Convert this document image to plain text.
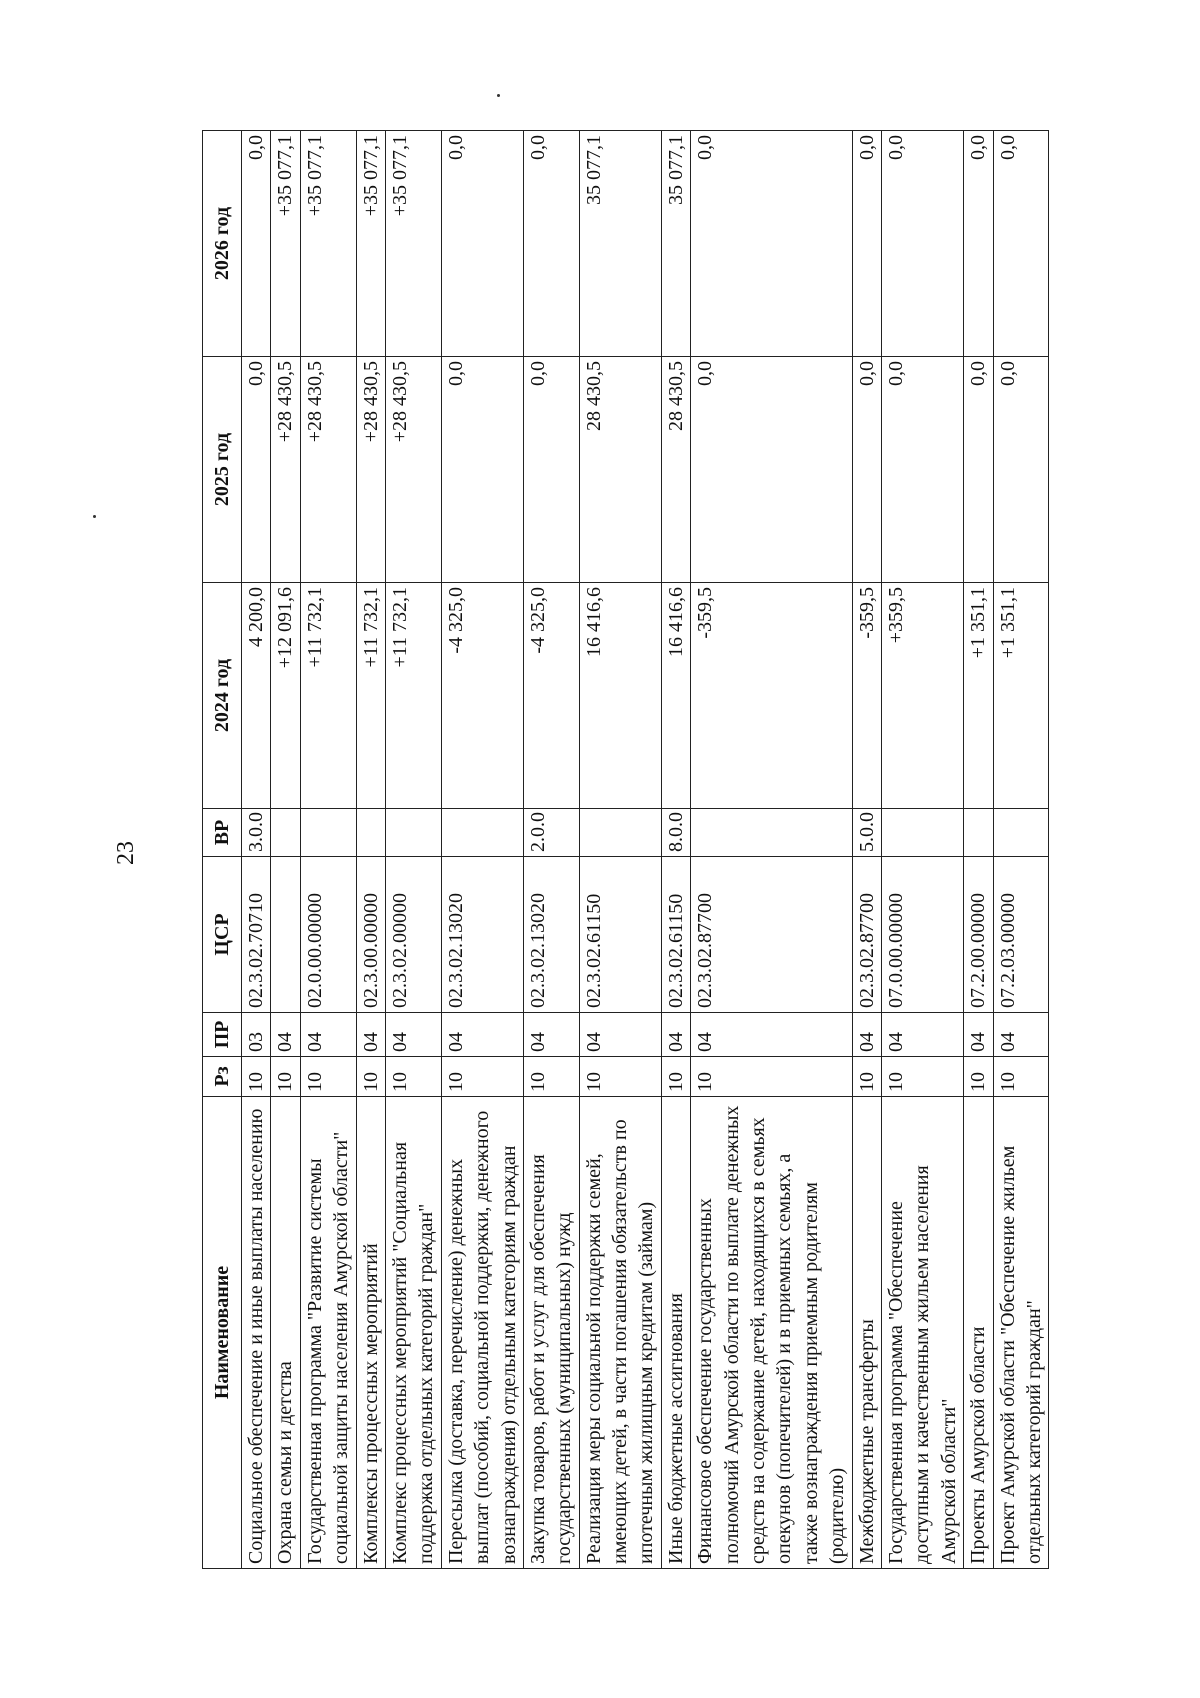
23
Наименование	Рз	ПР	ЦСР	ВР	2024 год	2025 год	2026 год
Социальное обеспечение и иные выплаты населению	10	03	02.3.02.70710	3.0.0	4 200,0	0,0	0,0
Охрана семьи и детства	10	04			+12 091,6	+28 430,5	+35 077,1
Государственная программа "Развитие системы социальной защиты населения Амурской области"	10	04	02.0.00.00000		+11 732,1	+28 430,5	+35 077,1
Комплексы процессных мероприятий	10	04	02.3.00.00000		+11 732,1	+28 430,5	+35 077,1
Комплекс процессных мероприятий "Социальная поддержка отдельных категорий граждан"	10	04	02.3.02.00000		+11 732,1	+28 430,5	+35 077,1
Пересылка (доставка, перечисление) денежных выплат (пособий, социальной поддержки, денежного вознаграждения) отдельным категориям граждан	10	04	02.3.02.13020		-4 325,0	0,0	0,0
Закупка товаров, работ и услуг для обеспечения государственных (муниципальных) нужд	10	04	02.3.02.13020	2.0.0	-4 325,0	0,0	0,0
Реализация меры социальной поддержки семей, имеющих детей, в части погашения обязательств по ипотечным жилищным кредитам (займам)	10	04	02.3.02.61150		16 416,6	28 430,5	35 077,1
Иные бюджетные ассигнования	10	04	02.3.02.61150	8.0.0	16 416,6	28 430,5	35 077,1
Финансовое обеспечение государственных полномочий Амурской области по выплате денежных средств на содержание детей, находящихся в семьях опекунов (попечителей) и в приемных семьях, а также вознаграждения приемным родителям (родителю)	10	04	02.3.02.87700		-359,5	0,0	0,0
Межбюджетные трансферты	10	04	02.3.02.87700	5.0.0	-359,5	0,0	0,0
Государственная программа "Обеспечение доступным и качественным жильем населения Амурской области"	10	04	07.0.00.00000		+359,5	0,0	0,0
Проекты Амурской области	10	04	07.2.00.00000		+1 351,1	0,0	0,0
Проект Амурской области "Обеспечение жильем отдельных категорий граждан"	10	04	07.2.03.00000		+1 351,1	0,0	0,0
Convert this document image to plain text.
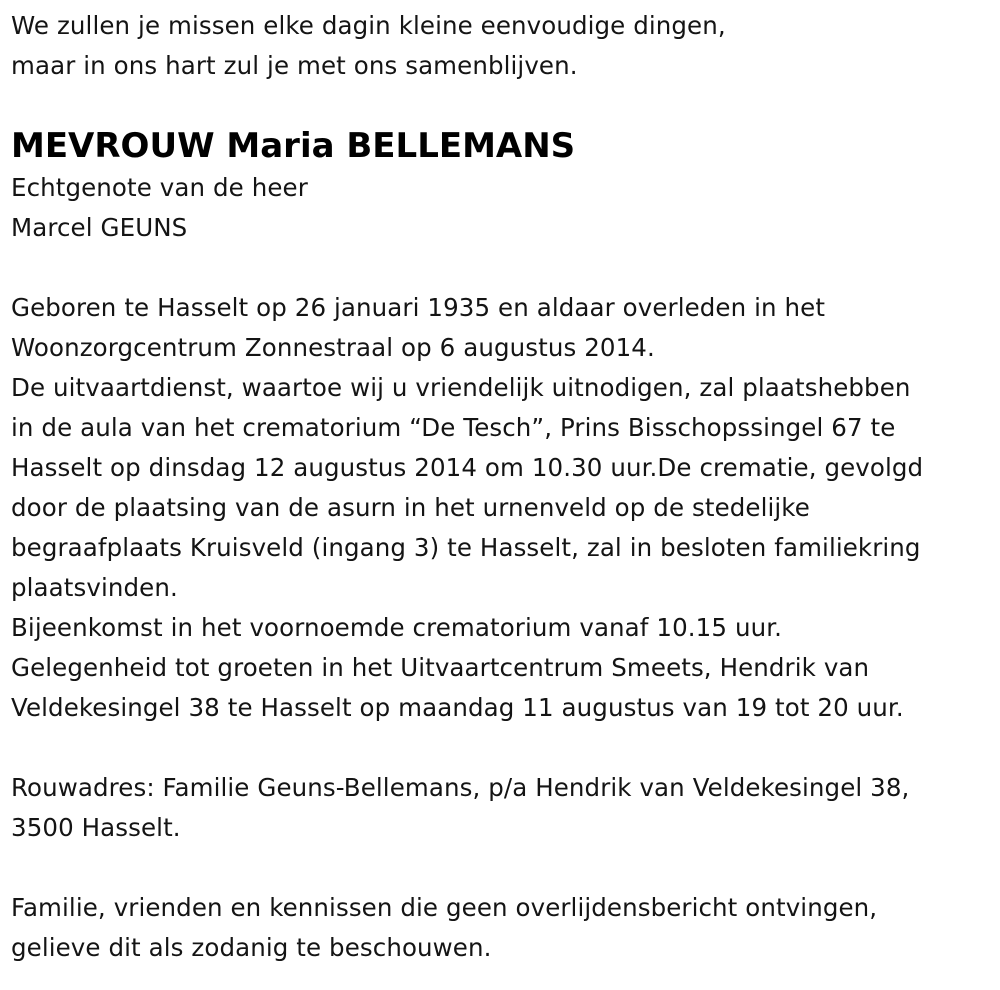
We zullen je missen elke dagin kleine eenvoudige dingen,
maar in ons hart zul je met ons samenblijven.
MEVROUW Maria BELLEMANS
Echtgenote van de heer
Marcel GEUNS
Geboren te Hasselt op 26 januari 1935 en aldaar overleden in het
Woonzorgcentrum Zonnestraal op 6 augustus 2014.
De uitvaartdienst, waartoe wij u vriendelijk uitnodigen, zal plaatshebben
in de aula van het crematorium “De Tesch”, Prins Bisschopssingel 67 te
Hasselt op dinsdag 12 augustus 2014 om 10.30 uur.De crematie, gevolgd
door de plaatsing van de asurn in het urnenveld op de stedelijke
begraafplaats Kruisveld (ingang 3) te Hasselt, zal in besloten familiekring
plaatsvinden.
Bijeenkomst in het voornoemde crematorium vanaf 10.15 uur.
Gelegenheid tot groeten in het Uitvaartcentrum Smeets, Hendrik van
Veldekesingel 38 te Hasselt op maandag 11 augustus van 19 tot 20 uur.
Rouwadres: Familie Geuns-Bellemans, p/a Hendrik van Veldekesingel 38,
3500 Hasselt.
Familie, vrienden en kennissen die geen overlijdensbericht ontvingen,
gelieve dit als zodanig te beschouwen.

==*==

### [INSTRUCTIONS FOR THE TASK]
Extract, from the listing above, every line where the string "жильем" occurs.

### [FULL ANSWER]
Государственная программа "Обеспечение доступным и качественным жильем населения Амурской области"	10	04	07.0.00.00000		+359,5	0,0	0,0
Проект Амурской области "Обеспечение жильем отдельных категорий граждан"	10	04	07.2.03.00000		+1 351,1	0,0	0,0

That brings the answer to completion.